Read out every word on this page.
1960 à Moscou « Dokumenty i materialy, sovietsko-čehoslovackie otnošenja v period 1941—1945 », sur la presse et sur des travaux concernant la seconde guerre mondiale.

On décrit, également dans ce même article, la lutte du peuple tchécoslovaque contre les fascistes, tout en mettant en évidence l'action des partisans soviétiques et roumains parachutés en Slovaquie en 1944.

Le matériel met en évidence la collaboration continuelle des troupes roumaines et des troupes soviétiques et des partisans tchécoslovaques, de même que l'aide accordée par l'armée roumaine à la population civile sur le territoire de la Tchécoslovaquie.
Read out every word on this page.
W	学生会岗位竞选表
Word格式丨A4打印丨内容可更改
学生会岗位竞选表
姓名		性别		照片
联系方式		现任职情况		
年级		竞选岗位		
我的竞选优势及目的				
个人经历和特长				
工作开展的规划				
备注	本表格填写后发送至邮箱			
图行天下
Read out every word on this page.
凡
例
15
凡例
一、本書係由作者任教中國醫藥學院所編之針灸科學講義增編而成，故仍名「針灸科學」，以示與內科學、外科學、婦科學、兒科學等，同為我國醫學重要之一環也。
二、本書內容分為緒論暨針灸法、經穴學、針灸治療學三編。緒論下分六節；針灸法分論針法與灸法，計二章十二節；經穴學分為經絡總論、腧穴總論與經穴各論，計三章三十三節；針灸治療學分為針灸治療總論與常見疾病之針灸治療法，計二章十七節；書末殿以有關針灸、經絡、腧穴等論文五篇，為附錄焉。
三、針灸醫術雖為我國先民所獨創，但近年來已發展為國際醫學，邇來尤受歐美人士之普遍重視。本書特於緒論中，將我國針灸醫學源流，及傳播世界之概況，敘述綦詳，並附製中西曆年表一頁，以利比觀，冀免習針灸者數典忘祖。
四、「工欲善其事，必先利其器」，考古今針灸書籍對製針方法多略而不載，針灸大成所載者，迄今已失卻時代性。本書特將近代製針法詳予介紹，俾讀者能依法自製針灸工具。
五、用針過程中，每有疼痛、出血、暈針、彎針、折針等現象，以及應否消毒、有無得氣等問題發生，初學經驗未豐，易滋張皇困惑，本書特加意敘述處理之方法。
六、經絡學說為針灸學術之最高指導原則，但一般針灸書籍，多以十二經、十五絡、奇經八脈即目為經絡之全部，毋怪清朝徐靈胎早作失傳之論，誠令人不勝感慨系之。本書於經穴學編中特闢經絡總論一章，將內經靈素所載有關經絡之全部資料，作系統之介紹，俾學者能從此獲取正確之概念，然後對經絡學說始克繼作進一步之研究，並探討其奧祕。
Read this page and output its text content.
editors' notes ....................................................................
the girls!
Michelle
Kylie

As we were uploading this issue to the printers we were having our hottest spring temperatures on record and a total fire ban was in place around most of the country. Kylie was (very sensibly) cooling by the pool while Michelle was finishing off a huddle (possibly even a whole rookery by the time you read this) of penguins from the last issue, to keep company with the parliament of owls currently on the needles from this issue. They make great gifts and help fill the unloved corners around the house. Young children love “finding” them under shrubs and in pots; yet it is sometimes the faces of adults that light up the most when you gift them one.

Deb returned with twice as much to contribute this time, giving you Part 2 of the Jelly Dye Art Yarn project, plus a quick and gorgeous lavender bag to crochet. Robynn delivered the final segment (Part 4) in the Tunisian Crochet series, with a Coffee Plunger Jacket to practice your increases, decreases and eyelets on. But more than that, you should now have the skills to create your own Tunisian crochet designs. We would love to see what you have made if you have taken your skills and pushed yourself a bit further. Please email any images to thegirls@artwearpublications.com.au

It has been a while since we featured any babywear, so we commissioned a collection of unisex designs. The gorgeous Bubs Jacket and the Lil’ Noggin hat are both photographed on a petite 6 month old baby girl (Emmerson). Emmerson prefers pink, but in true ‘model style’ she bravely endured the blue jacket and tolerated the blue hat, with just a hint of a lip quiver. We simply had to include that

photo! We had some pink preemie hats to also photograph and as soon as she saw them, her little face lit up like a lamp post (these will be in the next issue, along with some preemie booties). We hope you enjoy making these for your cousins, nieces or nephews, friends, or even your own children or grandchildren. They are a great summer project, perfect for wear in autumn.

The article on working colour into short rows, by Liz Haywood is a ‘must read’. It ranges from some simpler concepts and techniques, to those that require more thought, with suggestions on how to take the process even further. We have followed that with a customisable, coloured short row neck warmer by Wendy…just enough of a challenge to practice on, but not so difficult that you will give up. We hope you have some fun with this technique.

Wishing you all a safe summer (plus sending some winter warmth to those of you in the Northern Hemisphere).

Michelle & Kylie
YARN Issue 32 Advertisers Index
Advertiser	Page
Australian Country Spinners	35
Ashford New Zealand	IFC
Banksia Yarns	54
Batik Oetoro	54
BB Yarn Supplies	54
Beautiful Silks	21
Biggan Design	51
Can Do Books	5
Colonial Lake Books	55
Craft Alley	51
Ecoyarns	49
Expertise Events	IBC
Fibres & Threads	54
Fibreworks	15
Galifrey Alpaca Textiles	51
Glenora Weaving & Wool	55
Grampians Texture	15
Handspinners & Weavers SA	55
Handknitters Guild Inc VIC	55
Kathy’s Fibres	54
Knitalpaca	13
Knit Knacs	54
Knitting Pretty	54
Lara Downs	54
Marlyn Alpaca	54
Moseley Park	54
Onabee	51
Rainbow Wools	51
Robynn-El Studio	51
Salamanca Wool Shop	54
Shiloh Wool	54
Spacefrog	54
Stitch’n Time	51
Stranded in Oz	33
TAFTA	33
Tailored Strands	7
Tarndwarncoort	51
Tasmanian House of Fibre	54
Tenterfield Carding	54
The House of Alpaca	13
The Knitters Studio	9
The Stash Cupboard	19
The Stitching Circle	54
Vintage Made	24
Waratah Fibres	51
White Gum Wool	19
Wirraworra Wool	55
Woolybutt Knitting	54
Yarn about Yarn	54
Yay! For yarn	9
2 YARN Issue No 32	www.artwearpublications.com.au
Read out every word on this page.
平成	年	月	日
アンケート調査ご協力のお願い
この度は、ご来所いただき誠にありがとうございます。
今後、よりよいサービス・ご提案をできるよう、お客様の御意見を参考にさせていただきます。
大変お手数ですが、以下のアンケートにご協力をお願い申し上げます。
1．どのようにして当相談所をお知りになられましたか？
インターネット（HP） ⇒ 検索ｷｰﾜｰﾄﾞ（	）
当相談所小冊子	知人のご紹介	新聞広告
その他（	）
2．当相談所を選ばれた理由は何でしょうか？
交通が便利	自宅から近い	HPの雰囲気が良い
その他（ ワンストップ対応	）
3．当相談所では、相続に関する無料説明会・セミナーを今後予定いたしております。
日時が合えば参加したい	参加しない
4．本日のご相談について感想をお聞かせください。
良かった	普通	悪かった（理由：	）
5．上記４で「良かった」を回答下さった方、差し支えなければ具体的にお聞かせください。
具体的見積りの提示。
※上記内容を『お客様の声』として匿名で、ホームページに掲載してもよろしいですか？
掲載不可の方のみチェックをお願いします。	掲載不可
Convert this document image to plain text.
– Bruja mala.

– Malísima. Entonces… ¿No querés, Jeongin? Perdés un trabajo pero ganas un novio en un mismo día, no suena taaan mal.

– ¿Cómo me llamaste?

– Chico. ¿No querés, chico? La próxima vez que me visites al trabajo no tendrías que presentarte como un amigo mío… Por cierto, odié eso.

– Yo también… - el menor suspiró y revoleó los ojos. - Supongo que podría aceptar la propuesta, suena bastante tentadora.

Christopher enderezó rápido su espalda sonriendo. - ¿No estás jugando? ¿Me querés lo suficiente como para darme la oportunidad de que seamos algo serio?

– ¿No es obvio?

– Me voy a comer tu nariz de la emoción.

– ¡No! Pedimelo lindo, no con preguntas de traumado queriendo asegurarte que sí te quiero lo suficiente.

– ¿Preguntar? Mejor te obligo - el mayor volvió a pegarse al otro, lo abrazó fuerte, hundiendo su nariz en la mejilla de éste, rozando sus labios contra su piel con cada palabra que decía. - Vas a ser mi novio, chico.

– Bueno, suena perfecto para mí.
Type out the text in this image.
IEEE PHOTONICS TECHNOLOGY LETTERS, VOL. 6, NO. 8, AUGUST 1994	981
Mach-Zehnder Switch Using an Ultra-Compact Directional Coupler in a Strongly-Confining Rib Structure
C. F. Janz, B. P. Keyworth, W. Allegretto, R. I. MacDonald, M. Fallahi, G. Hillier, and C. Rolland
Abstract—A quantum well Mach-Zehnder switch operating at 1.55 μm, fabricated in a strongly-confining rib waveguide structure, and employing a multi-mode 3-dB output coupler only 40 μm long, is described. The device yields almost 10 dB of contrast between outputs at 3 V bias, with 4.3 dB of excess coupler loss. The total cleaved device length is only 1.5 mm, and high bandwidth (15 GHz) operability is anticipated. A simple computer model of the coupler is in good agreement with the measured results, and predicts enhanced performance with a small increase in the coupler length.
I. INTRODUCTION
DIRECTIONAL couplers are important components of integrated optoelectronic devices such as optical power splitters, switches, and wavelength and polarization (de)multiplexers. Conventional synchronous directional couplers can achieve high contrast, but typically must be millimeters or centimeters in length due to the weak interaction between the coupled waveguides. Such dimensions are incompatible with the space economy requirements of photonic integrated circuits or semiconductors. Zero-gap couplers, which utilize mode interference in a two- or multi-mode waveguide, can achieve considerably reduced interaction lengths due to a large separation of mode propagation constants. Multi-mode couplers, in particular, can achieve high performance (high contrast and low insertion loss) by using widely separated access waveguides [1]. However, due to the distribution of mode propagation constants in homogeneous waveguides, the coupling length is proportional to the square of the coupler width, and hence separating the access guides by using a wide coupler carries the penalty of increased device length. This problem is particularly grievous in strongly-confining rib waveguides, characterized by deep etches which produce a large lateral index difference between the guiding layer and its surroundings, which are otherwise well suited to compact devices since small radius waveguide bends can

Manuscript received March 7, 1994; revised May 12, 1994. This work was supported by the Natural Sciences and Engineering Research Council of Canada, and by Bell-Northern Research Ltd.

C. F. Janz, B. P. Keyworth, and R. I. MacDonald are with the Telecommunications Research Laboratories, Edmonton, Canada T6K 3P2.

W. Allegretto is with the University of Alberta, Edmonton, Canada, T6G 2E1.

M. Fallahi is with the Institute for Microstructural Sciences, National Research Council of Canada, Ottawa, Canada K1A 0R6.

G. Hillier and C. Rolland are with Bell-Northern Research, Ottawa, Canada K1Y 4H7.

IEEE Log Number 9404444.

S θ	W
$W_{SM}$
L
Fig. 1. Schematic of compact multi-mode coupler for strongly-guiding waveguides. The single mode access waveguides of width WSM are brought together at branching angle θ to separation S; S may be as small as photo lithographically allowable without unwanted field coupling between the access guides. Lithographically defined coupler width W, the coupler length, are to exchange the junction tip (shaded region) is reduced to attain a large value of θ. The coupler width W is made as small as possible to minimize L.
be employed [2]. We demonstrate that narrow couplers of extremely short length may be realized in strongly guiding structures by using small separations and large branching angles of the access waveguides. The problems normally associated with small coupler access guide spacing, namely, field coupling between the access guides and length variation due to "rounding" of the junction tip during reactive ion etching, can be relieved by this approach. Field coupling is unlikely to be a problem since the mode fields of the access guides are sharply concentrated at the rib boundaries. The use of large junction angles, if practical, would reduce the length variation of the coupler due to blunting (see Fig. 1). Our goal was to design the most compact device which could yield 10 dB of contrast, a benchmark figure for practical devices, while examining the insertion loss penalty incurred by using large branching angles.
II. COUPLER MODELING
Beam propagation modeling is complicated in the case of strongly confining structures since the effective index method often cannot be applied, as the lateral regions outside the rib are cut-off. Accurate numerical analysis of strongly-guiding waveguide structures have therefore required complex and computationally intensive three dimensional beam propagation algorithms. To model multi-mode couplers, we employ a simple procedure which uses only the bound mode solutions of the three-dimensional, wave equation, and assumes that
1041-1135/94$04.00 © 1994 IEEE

──────────────────────────────

- _WHAT TO PRODUCE_:
Work out how many lines above contain the word "良かった". Give only the number.

- _OUTPUT FOR THIS EXERCISE_:
2